Collection entries
"""

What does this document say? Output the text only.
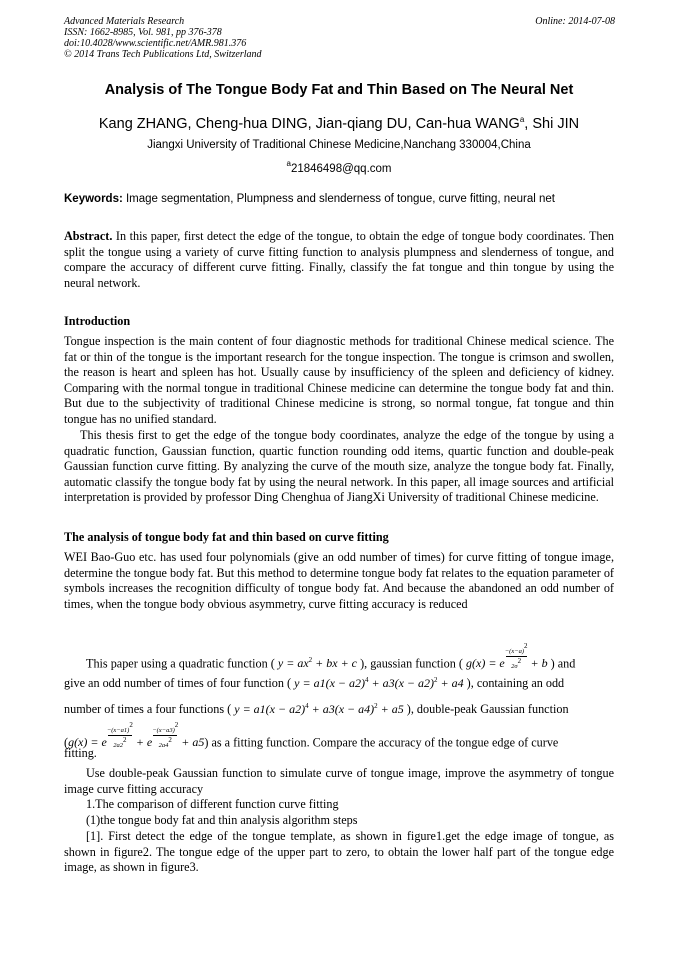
Advanced Materials Research
ISSN: 1662-8985, Vol. 981, pp 376-378
doi:10.4028/www.scientific.net/AMR.981.376
© 2014 Trans Tech Publications Ltd, Switzerland
Online: 2014-07-08
Analysis of The Tongue Body Fat and Thin Based on The Neural Net
Kang ZHANG, Cheng-hua DING, Jian-qiang DU, Can-hua WANG$^a$, Shi JIN
Jiangxi University of Traditional Chinese Medicine,Nanchang 330004,China
$^a$21846498@qq.com
Keywords: Image segmentation, Plumpness and slenderness of tongue, curve fitting, neural net
Abstract. In this paper, first detect the edge of the tongue, to obtain the edge of tongue body coordinates. Then split the tongue using a variety of curve fitting function to analysis plumpness and slenderness of tongue, and compare the accuracy of different curve fitting. Finally, classify the fat tongue and thin tongue by using the neural network.
Introduction
Tongue inspection is the main content of four diagnostic methods for traditional Chinese medical science. The fat or thin of the tongue is the important research for the tongue inspection. The tongue is crimson and swollen, the reason is heart and spleen has hot. Usually cause by insufficiency of the spleen and deficiency of kidney. Comparing with the normal tongue in traditional Chinese medicine can determine the tongue body fat and thin. But due to the subjectivity of traditional Chinese medicine is strong, so normal tongue, fat tongue and thin tongue has no unified standard.
This thesis first to get the edge of the tongue body coordinates, analyze the edge of the tongue by using a quadratic function, Gaussian function, quartic function rounding odd items, quartic function and double-peak Gaussian function curve fitting. By analyzing the curve of the mouth size, analyze the tongue body fat. Finally, automatic classify the tongue body fat by using the neural network. In this paper, all image sources and artificial interpretation is provided by professor Ding Chenghua of JiangXi University of traditional Chinese medicine.
The analysis of tongue body fat and thin based on curve fitting
WEI Bao-Guo etc. has used four polynomials (give an odd number of times) for curve fitting of tongue image, determine the tongue body fat. But this method to determine tongue body fat relates to the equation parameter of symbols increases the recognition difficulty of tongue body fat. And because the abandoned an odd number of times, when the tongue body obvious asymmetry, curve fitting accuracy is reduced
This paper using a quadratic function ( $y = ax^2$ + bx + c ), gaussian function ( g(x) = e $\frac{-(x-a)^2}{2\sigma^2} + b$ ) and
give an odd number of times of four function ( $y = a1(x - a2)^4 + a3(x - a2)^2 + a4$ ), containing an odd
number of times a four functions ( $y = a1(x - a2)^4 + a3(x - a4)^2 + a5$ ), double-peak Gaussian function
(g(x) = e $\frac{-(x-a1)^2}{2a2^2} + e \frac{-(x-a3)^2}{2a4^2} + a5$) as a fitting function. Compare the accuracy of the tongue edge of curve
fitting.
Use double-peak Gaussian function to simulate curve of tongue image, improve the asymmetry of tongue image curve fitting accuracy
1.The comparison of different function curve fitting
(1)the tongue body fat and thin analysis algorithm steps
[1]. First detect the edge of the tongue template, as shown in figure1.get the edge image of tongue, as shown in figure2. The tongue edge of the upper part to zero, to obtain the lower half part of the tongue edge image, as shown in figure3.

"""

- _GIVEN EXERCISE_
Report every line containing the word "asymmetry" from the listing above.

- _RESULT FOR THIS EXERCISE_
WEI Bao-Guo etc. has used four polynomials (give an odd number of times) for curve fitting of tongue image, determine the tongue body fat. But this method to determine tongue body fat relates to the equation parameter of symbols increases the recognition difficulty of tongue body fat. And because the abandoned an odd number of times, when the tongue body obvious asymmetry, curve fitting accuracy is reduced
Use double-peak Gaussian function to simulate curve of tongue image, improve the asymmetry of tongue image curve fitting accuracy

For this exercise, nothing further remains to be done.